| The problem |
Check each line of the material below for "autre", then copy the ones that contain it.

====

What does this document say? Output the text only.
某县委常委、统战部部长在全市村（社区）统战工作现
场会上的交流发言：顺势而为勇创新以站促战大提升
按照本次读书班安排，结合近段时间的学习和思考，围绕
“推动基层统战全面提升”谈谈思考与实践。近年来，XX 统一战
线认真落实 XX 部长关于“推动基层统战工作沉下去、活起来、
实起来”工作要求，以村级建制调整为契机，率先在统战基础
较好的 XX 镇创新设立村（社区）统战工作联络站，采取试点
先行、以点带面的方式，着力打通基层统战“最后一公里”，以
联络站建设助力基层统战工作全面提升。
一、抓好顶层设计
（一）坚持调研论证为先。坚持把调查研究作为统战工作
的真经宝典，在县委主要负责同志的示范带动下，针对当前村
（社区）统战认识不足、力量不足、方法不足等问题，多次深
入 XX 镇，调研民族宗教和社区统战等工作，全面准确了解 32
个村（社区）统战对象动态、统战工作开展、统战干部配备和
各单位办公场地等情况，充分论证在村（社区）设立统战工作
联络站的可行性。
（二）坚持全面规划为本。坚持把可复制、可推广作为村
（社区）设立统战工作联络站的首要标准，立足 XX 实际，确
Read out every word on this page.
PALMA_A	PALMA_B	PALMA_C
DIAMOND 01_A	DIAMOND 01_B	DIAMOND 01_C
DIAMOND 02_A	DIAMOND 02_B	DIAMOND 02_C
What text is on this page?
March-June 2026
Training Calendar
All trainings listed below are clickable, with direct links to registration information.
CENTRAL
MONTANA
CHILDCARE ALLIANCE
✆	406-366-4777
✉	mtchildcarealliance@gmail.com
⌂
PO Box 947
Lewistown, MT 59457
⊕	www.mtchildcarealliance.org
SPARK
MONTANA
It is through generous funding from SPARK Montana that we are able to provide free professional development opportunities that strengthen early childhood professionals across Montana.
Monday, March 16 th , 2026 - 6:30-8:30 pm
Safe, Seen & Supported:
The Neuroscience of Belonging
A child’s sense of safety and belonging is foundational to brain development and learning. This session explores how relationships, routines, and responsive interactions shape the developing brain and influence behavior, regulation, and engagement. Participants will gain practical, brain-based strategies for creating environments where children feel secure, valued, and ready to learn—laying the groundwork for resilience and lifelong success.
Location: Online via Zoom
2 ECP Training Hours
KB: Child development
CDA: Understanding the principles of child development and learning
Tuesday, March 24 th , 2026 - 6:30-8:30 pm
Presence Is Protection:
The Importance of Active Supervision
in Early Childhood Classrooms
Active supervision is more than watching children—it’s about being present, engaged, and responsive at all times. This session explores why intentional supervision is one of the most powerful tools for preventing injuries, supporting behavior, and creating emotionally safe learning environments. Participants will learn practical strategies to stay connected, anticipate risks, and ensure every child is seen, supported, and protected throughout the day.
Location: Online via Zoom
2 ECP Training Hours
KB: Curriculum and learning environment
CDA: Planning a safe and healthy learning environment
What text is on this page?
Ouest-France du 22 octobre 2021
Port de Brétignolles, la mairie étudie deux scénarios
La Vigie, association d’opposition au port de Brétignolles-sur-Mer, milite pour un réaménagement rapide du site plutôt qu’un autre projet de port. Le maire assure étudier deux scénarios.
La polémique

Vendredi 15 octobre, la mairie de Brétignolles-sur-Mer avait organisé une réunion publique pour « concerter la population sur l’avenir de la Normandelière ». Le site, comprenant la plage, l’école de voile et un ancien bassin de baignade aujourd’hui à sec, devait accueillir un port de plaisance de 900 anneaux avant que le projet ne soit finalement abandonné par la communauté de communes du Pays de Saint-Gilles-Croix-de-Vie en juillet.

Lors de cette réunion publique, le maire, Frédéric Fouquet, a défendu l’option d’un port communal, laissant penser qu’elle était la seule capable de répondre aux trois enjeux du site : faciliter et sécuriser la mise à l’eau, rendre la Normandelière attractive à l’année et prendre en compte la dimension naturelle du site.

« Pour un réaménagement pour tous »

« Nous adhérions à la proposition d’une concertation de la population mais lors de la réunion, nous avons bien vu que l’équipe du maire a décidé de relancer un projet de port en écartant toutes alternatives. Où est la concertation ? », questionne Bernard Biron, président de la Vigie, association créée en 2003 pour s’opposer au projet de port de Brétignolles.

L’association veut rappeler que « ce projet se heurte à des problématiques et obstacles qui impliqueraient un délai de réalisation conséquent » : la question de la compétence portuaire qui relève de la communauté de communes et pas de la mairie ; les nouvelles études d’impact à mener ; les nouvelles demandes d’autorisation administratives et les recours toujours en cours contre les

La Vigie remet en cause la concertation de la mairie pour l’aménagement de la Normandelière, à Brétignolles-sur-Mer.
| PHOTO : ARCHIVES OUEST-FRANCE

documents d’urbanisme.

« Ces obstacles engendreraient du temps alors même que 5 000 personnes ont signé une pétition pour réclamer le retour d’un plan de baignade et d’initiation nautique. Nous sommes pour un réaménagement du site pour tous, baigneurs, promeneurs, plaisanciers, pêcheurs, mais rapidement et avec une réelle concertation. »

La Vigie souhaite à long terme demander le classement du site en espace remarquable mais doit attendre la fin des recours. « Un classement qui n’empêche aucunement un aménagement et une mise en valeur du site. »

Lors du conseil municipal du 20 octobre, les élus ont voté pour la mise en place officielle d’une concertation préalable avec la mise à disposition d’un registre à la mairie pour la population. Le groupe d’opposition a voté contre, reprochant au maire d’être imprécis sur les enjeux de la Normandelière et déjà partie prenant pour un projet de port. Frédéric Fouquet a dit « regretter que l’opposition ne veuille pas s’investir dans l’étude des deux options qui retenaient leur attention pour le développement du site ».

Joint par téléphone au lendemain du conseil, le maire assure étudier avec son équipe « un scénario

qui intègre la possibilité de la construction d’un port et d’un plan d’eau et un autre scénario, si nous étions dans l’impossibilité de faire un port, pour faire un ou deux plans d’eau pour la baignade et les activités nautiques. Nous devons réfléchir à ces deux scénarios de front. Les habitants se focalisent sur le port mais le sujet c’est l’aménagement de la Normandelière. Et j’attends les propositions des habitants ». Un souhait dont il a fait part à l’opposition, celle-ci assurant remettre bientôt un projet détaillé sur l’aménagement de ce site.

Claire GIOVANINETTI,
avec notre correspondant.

====

| Task answer |
La Vigie, association d’opposition au port de Brétignolles-sur-Mer, milite pour un réaménagement rapide du site plutôt qu’un autre projet de port. Le maire assure étudier deux scénarios.
qui intègre la possibilité de la construction d’un port et d’un plan d’eau et un autre scénario, si nous étions dans l’impossibilité de faire un port, pour faire un ou deux plans d’eau pour la baignade et les activités nautiques. Nous devons réfléchir à ces deux scénarios de front. Les habitants se focalisent sur le port mais le sujet c’est l’aménagement de la Normandelière. Et j’attends les propositions des habitants ». Un souhait dont il a fait part à l’opposition, celle-ci assurant remettre bientôt un projet détaillé sur l’aménagement de ce site.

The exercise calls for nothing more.